[Saved data entries]
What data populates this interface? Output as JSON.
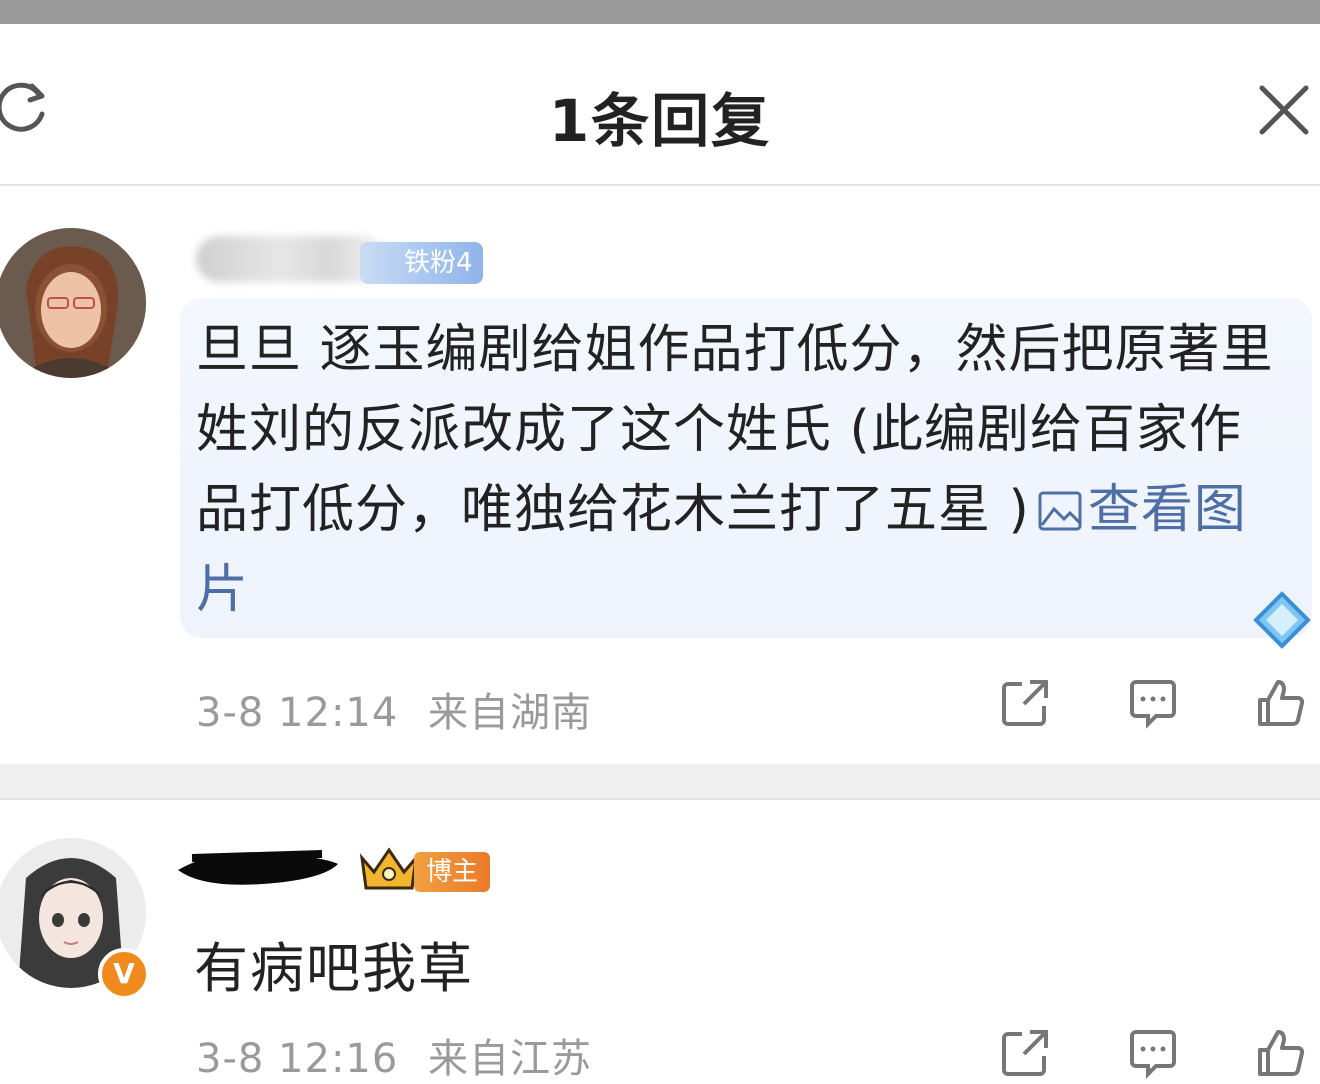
{
  "header": {
    "title": "1条回复",
    "refresh_icon": "refresh-icon",
    "close_icon": "close-icon"
  },
  "comments": [
    {
      "badge": "铁粉4",
      "text": "旦旦 逐玉编剧给姐作品打低分，然后把原著里姓刘的反派改成了这个姓氏 (此编剧给百家作品打低分，唯独给花木兰打了五星 )",
      "link": "查看图片",
      "time": "3-8 12:14",
      "location": "来自湖南"
    },
    {
      "badge": "博主",
      "text": "有病吧我草",
      "time": "3-8 12:16",
      "location": "来自江苏",
      "verified": "V"
    }
  ],
  "colors": {
    "link": "#4e6fa6",
    "fan_badge": "#8fb4ea",
    "blogger_badge": "#ea7a2a",
    "meta_text": "#9a9a9a"
  }
}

=== Stated goal ===
Exclude the pictures. Write out the remaining data exactly.

=== Solution to this exercise ===
What data populates this interface? Output as JSON.
{
  "header": {
    "title": "1条回复",
    "refresh_icon": "refresh-icon",
    "close_icon": "close-icon"
  },
  "comments": [
    {
      "badge": "铁粉4",
      "text": "旦旦 逐玉编剧给姐作品打低分，然后把原著里姓刘的反派改成了这个姓氏 (此编剧给百家作品打低分，唯独给花木兰打了五星 )",
      "link": "查看图片",
      "time": "3-8 12:14",
      "location": "来自湖南"
    },
    {
      "badge": "博主",
      "text": "有病吧我草",
      "time": "3-8 12:16",
      "location": "来自江苏",
      "verified": "V"
    }
  ],
  "colors": {
    "link": "#4e6fa6",
    "fan_badge": "#8fb4ea",
    "blogger_badge": "#ea7a2a",
    "meta_text": "#9a9a9a"
  }
}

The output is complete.